Check every line of the entries for "LIKVIDACE", and copy the lines that hold it.

***** WORKING DATA *****

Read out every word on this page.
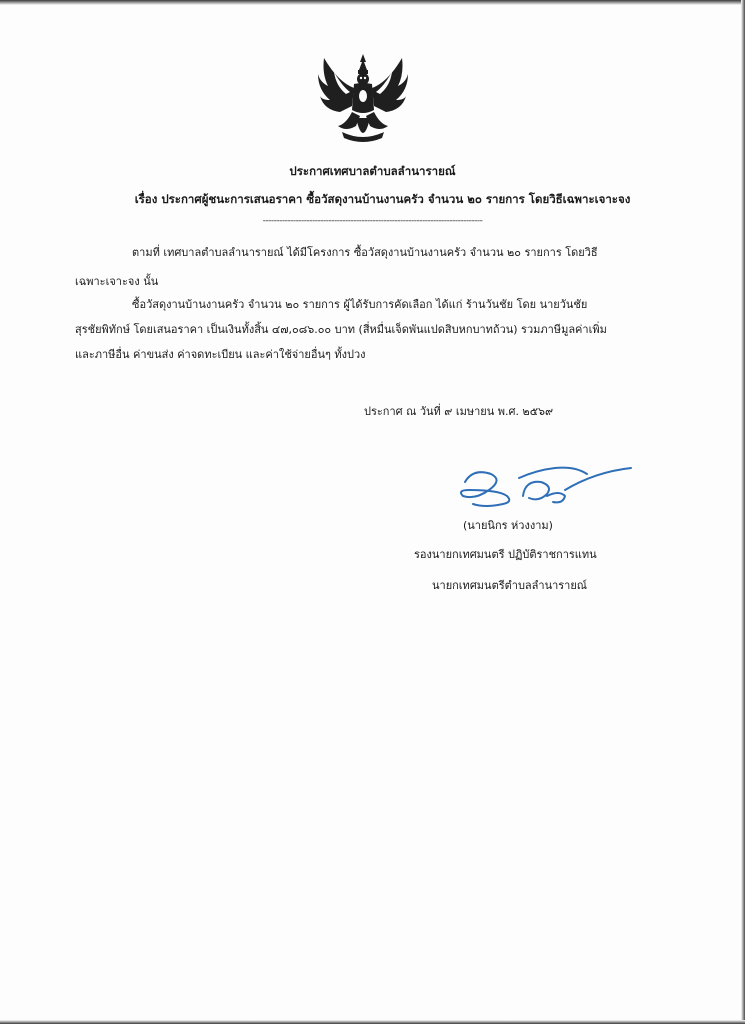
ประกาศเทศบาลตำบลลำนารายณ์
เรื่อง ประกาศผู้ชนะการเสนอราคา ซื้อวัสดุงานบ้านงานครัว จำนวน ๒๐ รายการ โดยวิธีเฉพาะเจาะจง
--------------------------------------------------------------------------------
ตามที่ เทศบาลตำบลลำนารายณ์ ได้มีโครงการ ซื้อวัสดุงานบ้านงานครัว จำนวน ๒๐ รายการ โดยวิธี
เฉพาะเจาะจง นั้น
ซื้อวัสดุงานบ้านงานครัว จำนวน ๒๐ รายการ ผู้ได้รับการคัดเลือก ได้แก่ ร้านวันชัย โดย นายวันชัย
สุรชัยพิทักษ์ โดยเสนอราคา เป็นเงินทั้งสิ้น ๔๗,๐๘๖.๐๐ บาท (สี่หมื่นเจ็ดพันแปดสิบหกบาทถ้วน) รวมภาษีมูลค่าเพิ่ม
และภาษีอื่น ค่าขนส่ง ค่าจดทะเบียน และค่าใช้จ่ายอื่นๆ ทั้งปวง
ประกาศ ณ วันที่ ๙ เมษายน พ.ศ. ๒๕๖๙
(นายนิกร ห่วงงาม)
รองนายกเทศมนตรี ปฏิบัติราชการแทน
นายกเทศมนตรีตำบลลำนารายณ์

*****
***** WORKING DATA *****

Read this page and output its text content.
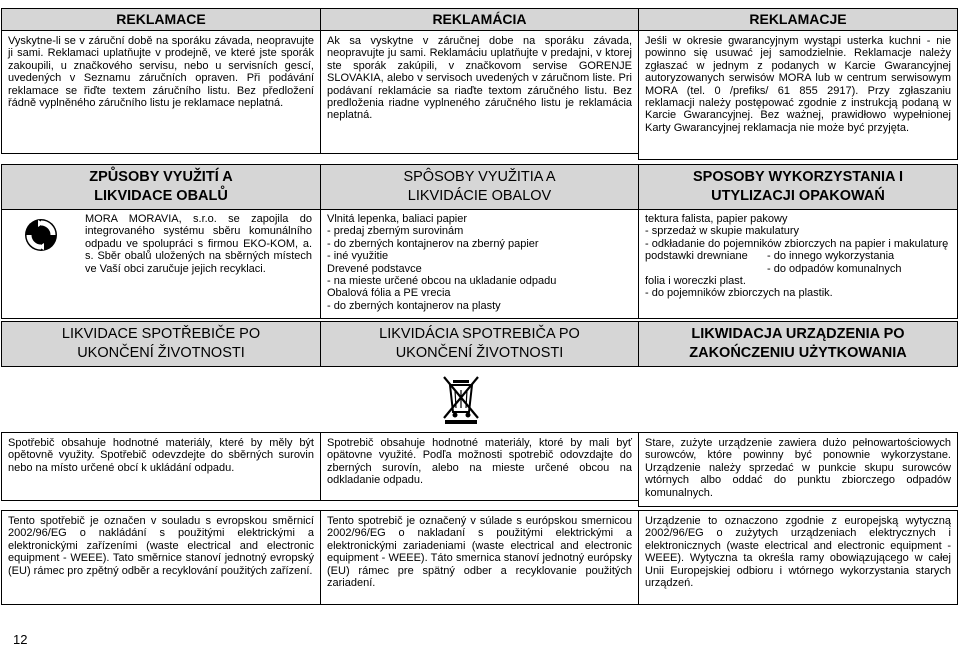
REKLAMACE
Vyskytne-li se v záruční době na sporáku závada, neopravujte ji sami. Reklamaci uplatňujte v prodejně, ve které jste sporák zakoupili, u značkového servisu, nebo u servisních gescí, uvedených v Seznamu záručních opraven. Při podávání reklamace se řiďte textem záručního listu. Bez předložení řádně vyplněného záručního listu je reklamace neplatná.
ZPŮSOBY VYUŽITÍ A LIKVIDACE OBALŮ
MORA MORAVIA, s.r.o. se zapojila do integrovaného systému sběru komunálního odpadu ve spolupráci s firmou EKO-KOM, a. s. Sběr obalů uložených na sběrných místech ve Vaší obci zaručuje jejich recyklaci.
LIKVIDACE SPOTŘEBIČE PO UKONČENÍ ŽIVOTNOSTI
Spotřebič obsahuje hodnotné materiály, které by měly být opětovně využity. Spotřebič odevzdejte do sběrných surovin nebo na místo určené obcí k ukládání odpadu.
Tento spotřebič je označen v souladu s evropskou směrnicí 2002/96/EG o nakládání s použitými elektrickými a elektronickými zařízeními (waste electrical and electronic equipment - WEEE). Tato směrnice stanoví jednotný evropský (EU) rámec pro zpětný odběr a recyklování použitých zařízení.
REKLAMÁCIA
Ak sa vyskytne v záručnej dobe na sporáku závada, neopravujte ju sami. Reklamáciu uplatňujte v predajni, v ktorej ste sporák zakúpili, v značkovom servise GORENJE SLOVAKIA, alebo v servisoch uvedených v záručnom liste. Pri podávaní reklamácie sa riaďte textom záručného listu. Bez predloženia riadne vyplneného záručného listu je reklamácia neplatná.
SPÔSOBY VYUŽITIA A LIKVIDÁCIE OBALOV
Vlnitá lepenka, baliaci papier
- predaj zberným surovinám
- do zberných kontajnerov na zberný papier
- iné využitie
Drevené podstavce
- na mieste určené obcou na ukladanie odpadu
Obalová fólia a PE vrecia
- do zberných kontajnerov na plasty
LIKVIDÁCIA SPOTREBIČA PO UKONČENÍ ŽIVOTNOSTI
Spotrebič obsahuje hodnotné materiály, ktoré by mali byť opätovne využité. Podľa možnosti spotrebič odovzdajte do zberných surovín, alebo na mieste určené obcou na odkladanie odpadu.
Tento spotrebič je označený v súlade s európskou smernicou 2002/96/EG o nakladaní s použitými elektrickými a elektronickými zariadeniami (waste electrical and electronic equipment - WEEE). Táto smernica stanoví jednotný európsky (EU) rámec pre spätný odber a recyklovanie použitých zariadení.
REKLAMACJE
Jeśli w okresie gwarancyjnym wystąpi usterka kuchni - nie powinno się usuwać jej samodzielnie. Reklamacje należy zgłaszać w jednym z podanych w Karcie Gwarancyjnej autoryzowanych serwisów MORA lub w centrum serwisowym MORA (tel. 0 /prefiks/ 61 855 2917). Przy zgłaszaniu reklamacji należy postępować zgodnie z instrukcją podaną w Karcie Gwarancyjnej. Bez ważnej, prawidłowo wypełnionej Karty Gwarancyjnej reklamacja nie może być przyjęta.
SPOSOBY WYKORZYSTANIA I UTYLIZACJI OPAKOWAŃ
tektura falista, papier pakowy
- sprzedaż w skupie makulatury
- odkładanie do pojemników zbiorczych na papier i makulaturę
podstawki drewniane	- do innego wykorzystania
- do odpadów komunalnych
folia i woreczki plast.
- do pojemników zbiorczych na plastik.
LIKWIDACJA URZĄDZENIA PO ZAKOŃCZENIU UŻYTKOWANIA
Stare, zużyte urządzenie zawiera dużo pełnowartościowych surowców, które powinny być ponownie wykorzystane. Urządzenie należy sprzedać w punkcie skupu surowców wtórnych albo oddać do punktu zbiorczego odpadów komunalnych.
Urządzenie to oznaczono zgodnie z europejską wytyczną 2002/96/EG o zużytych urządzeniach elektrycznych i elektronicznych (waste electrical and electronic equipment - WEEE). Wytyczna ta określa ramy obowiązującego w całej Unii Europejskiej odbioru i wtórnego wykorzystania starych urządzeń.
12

*****

# REPLY
ZPŮSOBY VYUŽITÍ A LIKVIDACE OBALŮ
LIKVIDACE SPOTŘEBIČE PO UKONČENÍ ŽIVOTNOSTI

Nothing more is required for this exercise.